* Work to be completed *
Select the lines that hold the word "title" and copy each one.

─── Task material ───

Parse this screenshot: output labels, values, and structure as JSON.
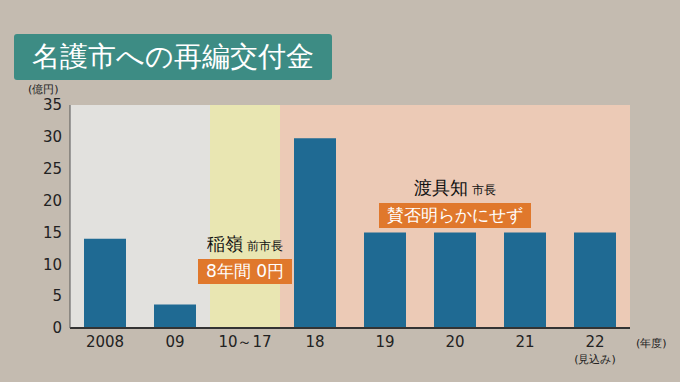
{
  "chart_data": {
    "type": "bar",
    "title": "名護市への再編交付金",
    "y_label": "(億円)",
    "x_label": "(年度)",
    "categories": [
      "2008",
      "09",
      "10～17",
      "18",
      "19",
      "20",
      "21",
      "22"
    ],
    "values": [
      14,
      3.7,
      0,
      29.8,
      15,
      15,
      15,
      15
    ],
    "color": "#1f6a93",
    "ylim": [
      0,
      35
    ],
    "yticks": [
      0,
      5,
      10,
      15,
      20,
      25,
      30,
      35
    ],
    "grid": false,
    "annotations": [
      {
        "category": "10～17",
        "name": "稲嶺",
        "role": "前市長",
        "label": "8年間 0円"
      },
      {
        "category": "20",
        "name": "渡具知",
        "role": "市長",
        "label": "賛否明らかにせず"
      },
      {
        "category": "22",
        "text": "(見込み)"
      }
    ]
  }
}
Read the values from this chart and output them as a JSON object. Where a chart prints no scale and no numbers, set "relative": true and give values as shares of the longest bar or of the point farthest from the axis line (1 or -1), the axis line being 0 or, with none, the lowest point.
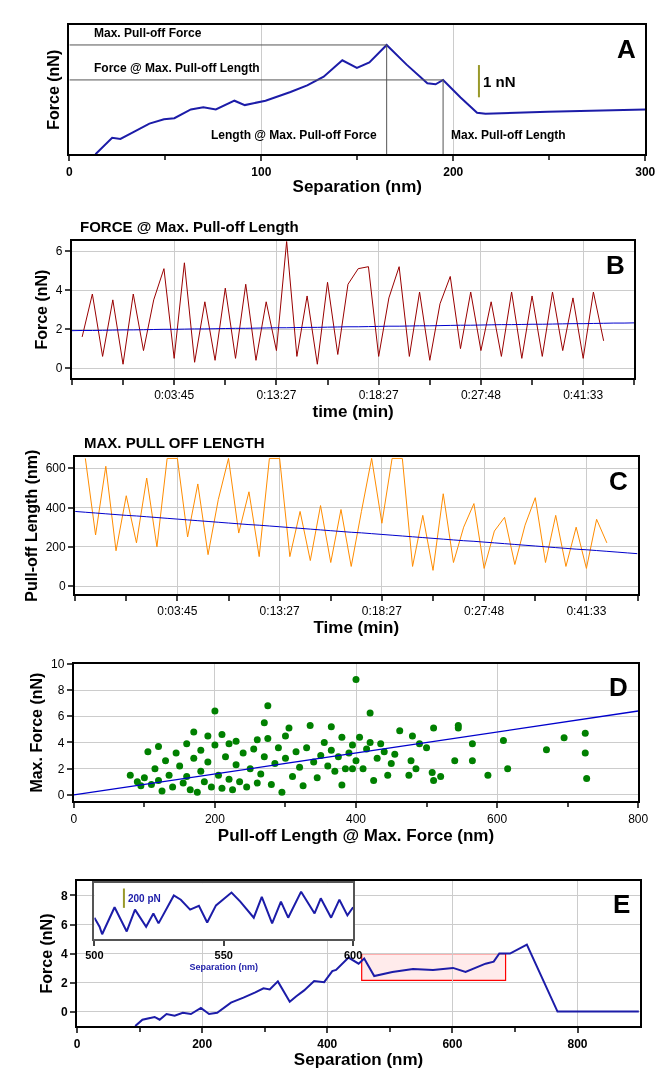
{
  "chart_data": [
    {
      "type": "line",
      "xlabel": "Separation (nm)",
      "ylabel": "Force (nN)",
      "relative": true,
      "grid": "x",
      "xlim": [
        0,
        300
      ],
      "xticks": [
        0,
        {
          "value": 50,
          "label": null
        },
        100,
        {
          "value": 150,
          "label": null
        },
        200,
        {
          "value": 250,
          "label": null
        },
        300
      ],
      "series": [
        {
          "color": "#1c1ca8",
          "x": [
            13.6,
            22.3,
            26.6,
            33.1,
            41.7,
            49.3,
            54.7,
            63.3,
            69.8,
            76.3,
            86.0,
            91.4,
            102.2,
            115.2,
            123.9,
            132.5,
            142.2,
            149.8,
            156.3,
            165.3,
            175.7,
            186.5,
            190.8,
            194.7,
            203.8,
            212.4,
            216.8,
            249.2,
            300
          ],
          "values": [
            0,
            0.15,
            0.14,
            0.2,
            0.28,
            0.32,
            0.33,
            0.41,
            0.43,
            0.41,
            0.49,
            0.45,
            0.49,
            0.57,
            0.63,
            0.71,
            0.86,
            0.79,
            0.84,
            1.0,
            0.82,
            0.65,
            0.64,
            0.68,
            0.52,
            0.38,
            0.37,
            0.39,
            0.41
          ]
        }
      ],
      "ref_lines": [
        {
          "axis": "y",
          "value": 1.0,
          "label": "Max. Pull-off Force",
          "color": "#555555"
        },
        {
          "axis": "y",
          "value": 0.68,
          "label": "Force @ Max. Pull-off Length",
          "color": "#555555"
        },
        {
          "axis": "x",
          "value": 165.3,
          "label": "Length @ Max. Pull-off Force",
          "color": "#555555"
        },
        {
          "axis": "x",
          "value": 194.7,
          "label": "Max. Pull-off Length",
          "color": "#555555"
        }
      ],
      "annotations": [
        "1 nN",
        "A"
      ]
    },
    {
      "type": "line",
      "title": "FORCE @ Max. Pull-off Length",
      "xlabel": "time (min)",
      "ylabel": "Force (nN)",
      "grid": true,
      "ylim": [
        -0.5,
        6.5
      ],
      "yticks": [
        0,
        2,
        4,
        6
      ],
      "categories": [
        null,
        null,
        null,
        null,
        null,
        null,
        null,
        null,
        null,
        null,
        "0:03:45",
        null,
        null,
        null,
        null,
        null,
        null,
        null,
        null,
        null,
        "0:13:27",
        null,
        null,
        null,
        null,
        null,
        null,
        null,
        null,
        null,
        "0:18:27",
        null,
        null,
        null,
        null,
        null,
        null,
        null,
        null,
        null,
        "0:27:48",
        null,
        null,
        null,
        null,
        null,
        null,
        null,
        null,
        null,
        "0:41:33",
        null,
        null,
        null,
        null,
        null
      ],
      "series": [
        {
          "color": "#990000",
          "values": [
            null,
            1.6,
            3.8,
            0.6,
            3.5,
            0.2,
            3.8,
            0.9,
            3.5,
            5.1,
            0.5,
            5.4,
            0.3,
            3.4,
            0.4,
            4.1,
            0.5,
            4.3,
            0.4,
            3.4,
            0.9,
            6.5,
            0.6,
            3.7,
            0.2,
            4.4,
            0.7,
            4.3,
            5.1,
            5.2,
            0.6,
            3.6,
            5.2,
            0.6,
            3.9,
            0.4,
            3.3,
            4.7,
            1.0,
            3.9,
            0.9,
            3.4,
            0.6,
            3.9,
            0.5,
            3.7,
            0.6,
            3.9,
            0.9,
            3.6,
            0.5,
            3.9,
            1.4,
            null,
            null,
            null
          ]
        },
        {
          "type": "line",
          "color": "#0000cc",
          "values": [
            1.92,
            1.93,
            1.93,
            1.94,
            1.95,
            1.96,
            1.96,
            1.97,
            1.98,
            1.99,
            1.99,
            2.0,
            2.01,
            2.01,
            2.02,
            2.03,
            2.04,
            2.04,
            2.05,
            2.06,
            2.07,
            2.07,
            2.08,
            2.09,
            2.09,
            2.1,
            2.11,
            2.12,
            2.12,
            2.13,
            2.14,
            2.15,
            2.15,
            2.16,
            2.17,
            2.17,
            2.18,
            2.19,
            2.2,
            2.2,
            2.21,
            2.22,
            2.23,
            2.23,
            2.24,
            2.25,
            2.25,
            2.26,
            2.27,
            2.28,
            2.28,
            2.29,
            2.3,
            2.31,
            2.31,
            2.32
          ]
        }
      ],
      "annotations": [
        "B"
      ]
    },
    {
      "type": "line",
      "title": "MAX. PULL OFF LENGTH",
      "xlabel": "Time (min)",
      "ylabel": "Pull-off Length (nm)",
      "grid": true,
      "ylim": [
        -40,
        655
      ],
      "yticks": [
        0,
        200,
        400,
        600
      ],
      "categories": [
        null,
        null,
        null,
        null,
        null,
        null,
        null,
        null,
        null,
        null,
        "0:03:45",
        null,
        null,
        null,
        null,
        null,
        null,
        null,
        null,
        null,
        "0:13:27",
        null,
        null,
        null,
        null,
        null,
        null,
        null,
        null,
        null,
        "0:18:27",
        null,
        null,
        null,
        null,
        null,
        null,
        null,
        null,
        null,
        "0:27:48",
        null,
        null,
        null,
        null,
        null,
        null,
        null,
        null,
        null,
        "0:41:33",
        null,
        null,
        null,
        null,
        null
      ],
      "series": [
        {
          "color": "#ff8c00",
          "values": [
            null,
            650,
            260,
            610,
            180,
            460,
            220,
            550,
            200,
            650,
            650,
            250,
            520,
            160,
            440,
            650,
            270,
            480,
            150,
            650,
            650,
            150,
            380,
            130,
            410,
            120,
            390,
            100,
            380,
            650,
            320,
            650,
            650,
            100,
            360,
            80,
            470,
            120,
            300,
            420,
            90,
            280,
            350,
            110,
            310,
            450,
            120,
            360,
            100,
            300,
            90,
            340,
            220,
            null,
            null,
            null
          ]
        },
        {
          "type": "line",
          "color": "#0000cc",
          "values": [
            380,
            376,
            372,
            368,
            364,
            360,
            357,
            353,
            349,
            345,
            341,
            337,
            333,
            329,
            325,
            321,
            317,
            313,
            310,
            306,
            302,
            298,
            294,
            290,
            286,
            282,
            278,
            274,
            271,
            267,
            263,
            259,
            255,
            251,
            247,
            243,
            239,
            235,
            231,
            228,
            224,
            220,
            216,
            212,
            208,
            204,
            200,
            196,
            192,
            188,
            185,
            181,
            177,
            173,
            169,
            165
          ]
        }
      ],
      "annotations": [
        "C"
      ]
    },
    {
      "type": "scatter",
      "xlabel": "Pull-off Length @ Max. Force (nm)",
      "ylabel": "Max. Force (nN)",
      "grid": true,
      "xlim": [
        0,
        800
      ],
      "ylim": [
        -0.5,
        10
      ],
      "yticks": [
        0,
        2,
        4,
        6,
        8,
        10
      ],
      "xticks": [
        0,
        {
          "value": 100,
          "label": null
        },
        200,
        {
          "value": 300,
          "label": null
        },
        400,
        {
          "value": 500,
          "label": null
        },
        600,
        {
          "value": 700,
          "label": null
        },
        800
      ],
      "series": [
        {
          "color": "#008000",
          "marker": "circle",
          "x": [
            200,
            275,
            270,
            400,
            420,
            510,
            545,
            545,
            565,
            565,
            587,
            609,
            615,
            670,
            695,
            725,
            725,
            727,
            540,
            520,
            510,
            508,
            500,
            490,
            480,
            475,
            485,
            478,
            462,
            445,
            425,
            410,
            395,
            380,
            335,
            365,
            305,
            170,
            105,
            120,
            80,
            90,
            95,
            100,
            110,
            115,
            120,
            125,
            130,
            135,
            140,
            145,
            150,
            155,
            160,
            160,
            165,
            170,
            175,
            180,
            180,
            185,
            190,
            190,
            195,
            200,
            205,
            210,
            210,
            215,
            220,
            220,
            225,
            230,
            230,
            235,
            240,
            245,
            250,
            255,
            260,
            260,
            265,
            270,
            275,
            280,
            285,
            290,
            295,
            300,
            300,
            310,
            315,
            320,
            325,
            330,
            340,
            345,
            350,
            355,
            360,
            365,
            370,
            375,
            380,
            385,
            390,
            395,
            400,
            405,
            415,
            420,
            430,
            435,
            440,
            450,
            455
          ],
          "values": [
            6.4,
            6.8,
            5.5,
            8.8,
            6.25,
            5.1,
            5.3,
            5.1,
            3.9,
            2.6,
            1.5,
            4.15,
            2.0,
            3.45,
            4.35,
            4.7,
            3.2,
            1.25,
            2.6,
            1.4,
            1.1,
            1.7,
            3.6,
            3.9,
            4.5,
            1.5,
            2.0,
            2.6,
            4.9,
            1.5,
            1.1,
            2.0,
            2.0,
            0.75,
            5.3,
            5.2,
            5.1,
            4.8,
            3.3,
            3.7,
            1.5,
            1.0,
            0.7,
            1.3,
            0.8,
            2.0,
            1.1,
            0.3,
            2.6,
            1.5,
            0.6,
            3.2,
            2.2,
            0.9,
            3.9,
            1.4,
            0.4,
            2.8,
            0.2,
            1.8,
            3.4,
            1.0,
            4.5,
            2.5,
            0.6,
            3.8,
            1.5,
            4.6,
            0.5,
            2.9,
            3.9,
            1.2,
            0.4,
            2.3,
            4.1,
            1.0,
            3.2,
            0.6,
            2.0,
            3.5,
            4.2,
            0.9,
            1.6,
            2.9,
            4.3,
            0.8,
            2.4,
            3.6,
            0.2,
            2.8,
            4.5,
            1.4,
            3.3,
            2.1,
            0.7,
            3.6,
            2.5,
            1.3,
            3.0,
            4.0,
            2.2,
            3.4,
            1.8,
            2.9,
            4.4,
            2.0,
            3.2,
            3.8,
            2.6,
            4.4,
            3.5,
            4.0,
            2.8,
            3.9,
            3.3,
            2.4,
            3.1
          ]
        },
        {
          "type": "line",
          "color": "#0000cc",
          "x": [
            0,
            800
          ],
          "values": [
            0,
            6.4
          ]
        }
      ],
      "annotations": [
        "D"
      ]
    },
    {
      "type": "line",
      "xlabel": "Separation (nm)",
      "ylabel": "Force (nN)",
      "grid": true,
      "xlim": [
        0,
        900
      ],
      "ylim": [
        -1,
        9
      ],
      "yticks": [
        0,
        2,
        4,
        6,
        8
      ],
      "xticks": [
        0,
        {
          "value": 100,
          "label": null
        },
        200,
        {
          "value": 300,
          "label": null
        },
        400,
        {
          "value": 500,
          "label": null
        },
        600,
        {
          "value": 700,
          "label": null
        },
        800
      ],
      "series": [
        {
          "color": "#1c1ca8",
          "x": [
            93,
            104.5,
            124,
            132,
            143,
            156,
            169,
            182,
            198,
            211,
            224,
            246,
            266,
            285,
            298,
            308,
            321,
            340,
            350,
            363,
            379,
            395,
            408,
            414,
            434,
            450,
            459,
            475,
            504,
            537,
            569,
            601,
            621,
            653,
            666,
            675,
            692,
            719,
            768,
            898
          ],
          "values": [
            -1.0,
            -0.56,
            -0.37,
            -0.56,
            -0.17,
            -0.28,
            -0.08,
            -0.17,
            0.25,
            -0.17,
            -0.08,
            0.62,
            0.96,
            1.32,
            1.6,
            1.52,
            2.08,
            0.68,
            1.04,
            1.46,
            2.11,
            2.03,
            2.79,
            2.87,
            3.72,
            3.3,
            3.66,
            2.45,
            2.73,
            2.93,
            2.87,
            3.01,
            2.73,
            3.3,
            3.44,
            4.0,
            4.0,
            4.62,
            0,
            0
          ]
        }
      ],
      "bands": [
        {
          "axis": "x",
          "from": 455,
          "to": 685,
          "color": "#ff0000"
        }
      ],
      "annotations": [
        "E"
      ]
    },
    {
      "type": "line",
      "xlabel": "Separation (nm)",
      "relative": true,
      "xlim": [
        500,
        600
      ],
      "xticks": [
        500,
        550,
        600
      ],
      "series": [
        {
          "color": "#1c1ca8",
          "x": [
            500,
            502,
            503,
            507.8,
            512.5,
            515.7,
            520,
            522.8,
            524.8,
            530.7,
            533.4,
            537,
            540.4,
            543.6,
            547,
            553,
            556.4,
            561.6,
            564.7,
            568.7,
            572.1,
            574.9,
            579.9,
            585.1,
            587.5,
            591.5,
            594.7,
            597.8,
            600
          ],
          "values": [
            0.45,
            0.26,
            0.1,
            0.67,
            0.16,
            0.62,
            0.26,
            0.54,
            0.33,
            0.92,
            0.83,
            0.62,
            0.7,
            0.35,
            0.71,
            0.98,
            0.79,
            0.45,
            0.89,
            0.33,
            0.79,
            0.45,
            1.0,
            0.54,
            0.86,
            0.45,
            0.83,
            0.5,
            0.67
          ]
        }
      ],
      "annotations": [
        "200 pN"
      ]
    }
  ]
}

───

* Worked solution *
    "title": "名護市への再編交付金",
      "title": "FORCE @ Max. Pull-off Length",
      "title": "MAX. PULL OFF LENGTH",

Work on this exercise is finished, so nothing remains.